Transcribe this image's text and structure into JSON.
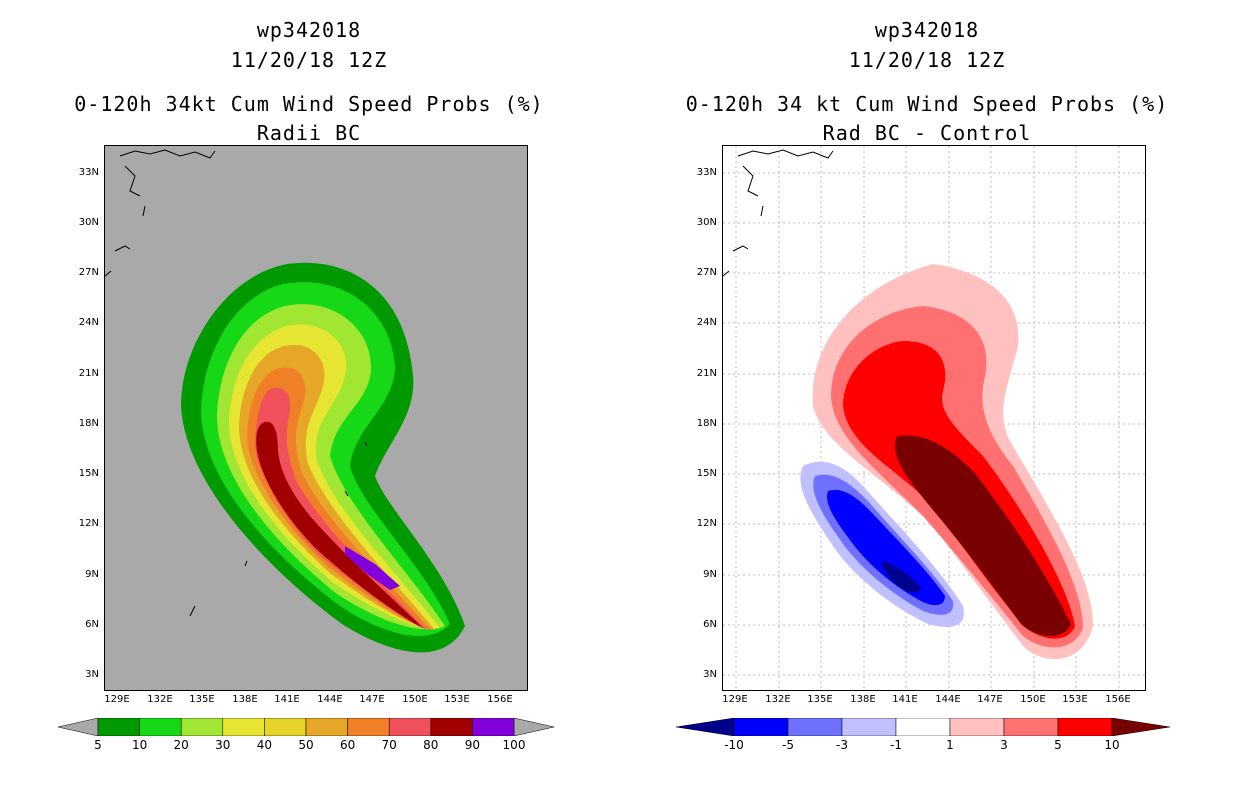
{
  "left_panel": {
    "title_line1": "wp342018",
    "title_line2": "11/20/18 12Z",
    "title_line3": "0-120h 34kt Cum Wind Speed Probs (%)",
    "title_line4": "Radii BC",
    "lat_labels": [
      "33N",
      "30N",
      "27N",
      "24N",
      "21N",
      "18N",
      "15N",
      "12N",
      "9N",
      "6N",
      "3N"
    ],
    "lon_labels": [
      "129E",
      "132E",
      "135E",
      "138E",
      "141E",
      "144E",
      "147E",
      "150E",
      "153E",
      "156E"
    ],
    "colorbar": {
      "colors": [
        "#009a00",
        "#17d817",
        "#a0e632",
        "#e6e632",
        "#e6d228",
        "#e6a628",
        "#ef8028",
        "#f0505a",
        "#a00000",
        "#8200dc"
      ],
      "labels": [
        "5",
        "10",
        "20",
        "30",
        "40",
        "50",
        "60",
        "70",
        "80",
        "90",
        "100"
      ]
    }
  },
  "right_panel": {
    "title_line1": "wp342018",
    "title_line2": "11/20/18 12Z",
    "title_line3": "0-120h 34 kt Cum Wind Speed Probs (%)",
    "title_line4": "Rad BC - Control",
    "lat_labels": [
      "33N",
      "30N",
      "27N",
      "24N",
      "21N",
      "18N",
      "15N",
      "12N",
      "9N",
      "6N",
      "3N"
    ],
    "lon_labels": [
      "129E",
      "132E",
      "135E",
      "138E",
      "141E",
      "144E",
      "147E",
      "150E",
      "153E",
      "156E"
    ],
    "colorbar": {
      "colors": [
        "#00008c",
        "#0000ff",
        "#7070ff",
        "#c0c0ff",
        "#ffffff",
        "#ffc0c0",
        "#ff7070",
        "#ff0000",
        "#780000"
      ],
      "labels": [
        "-10",
        "-5",
        "-3",
        "-1",
        "1",
        "3",
        "5",
        "10"
      ]
    }
  }
}
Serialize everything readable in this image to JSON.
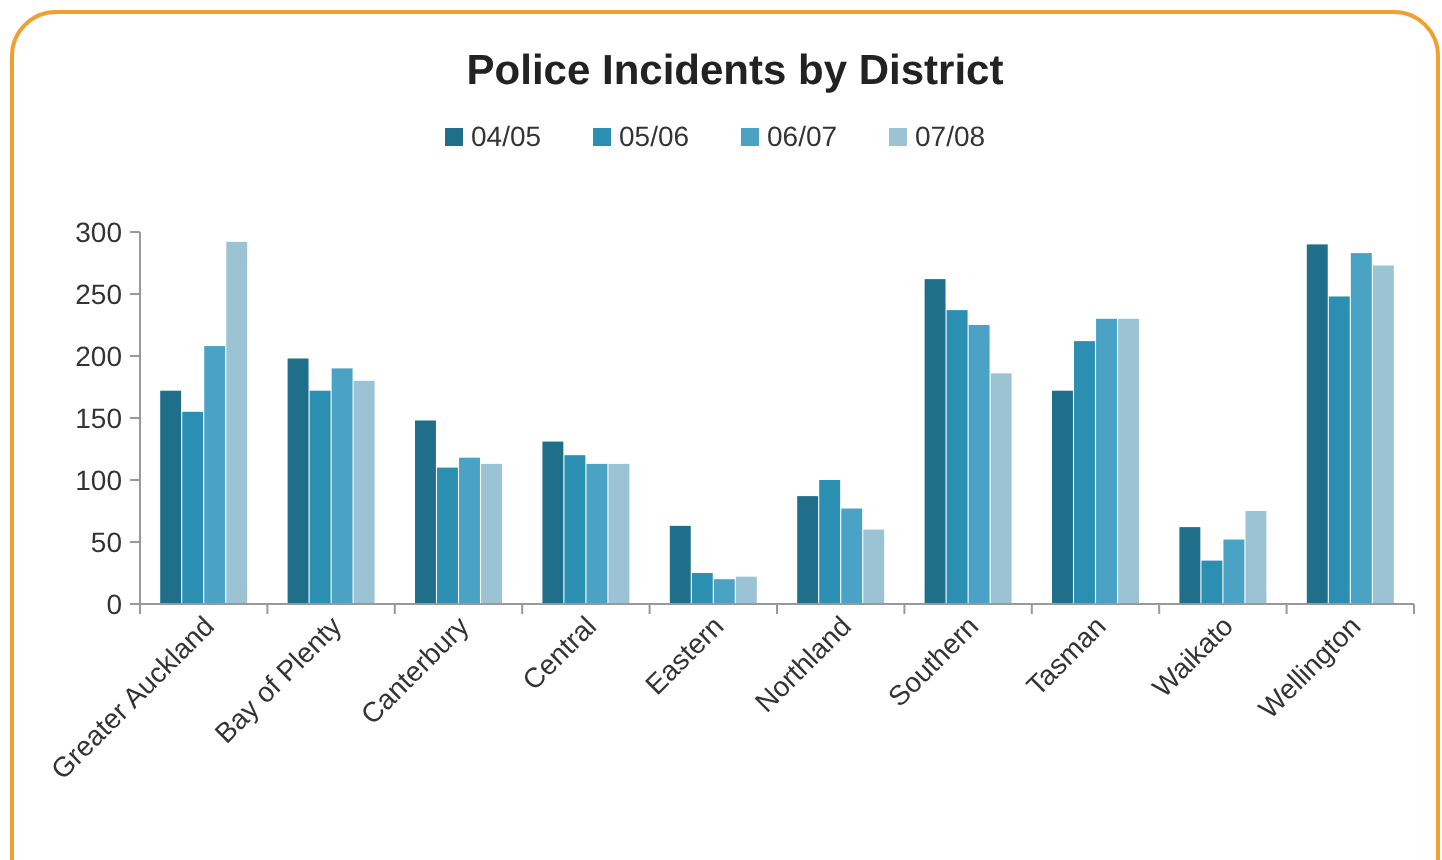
{
  "chart_data": {
    "type": "bar",
    "title": "Police Incidents by District",
    "categories": [
      "Greater Auckland",
      "Bay of Plenty",
      "Canterbury",
      "Central",
      "Eastern",
      "Northland",
      "Southern",
      "Tasman",
      "Waikato",
      "Wellington"
    ],
    "series": [
      {
        "name": "04/05",
        "color": "#1f6f8b",
        "values": [
          172,
          198,
          148,
          131,
          63,
          87,
          262,
          172,
          62,
          290
        ]
      },
      {
        "name": "05/06",
        "color": "#2a8fb0",
        "values": [
          155,
          172,
          110,
          120,
          25,
          100,
          237,
          212,
          35,
          248
        ]
      },
      {
        "name": "06/07",
        "color": "#4aa3c4",
        "values": [
          208,
          190,
          118,
          113,
          20,
          77,
          225,
          230,
          52,
          283
        ]
      },
      {
        "name": "07/08",
        "color": "#9cc3d3",
        "values": [
          292,
          180,
          113,
          113,
          22,
          60,
          186,
          230,
          75,
          273
        ]
      }
    ],
    "ylim": [
      0,
      300
    ],
    "yticks": [
      0,
      50,
      100,
      150,
      200,
      250,
      300
    ],
    "grid": false,
    "legend": "top"
  }
}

● BRIEF
In the entries above, find each line with the word "image" and copy it.

● SOLUTION FOR THIS EXERCISE
Transcribe this image's text and structure into JSON.
Serialize everything readable in this image to JSON.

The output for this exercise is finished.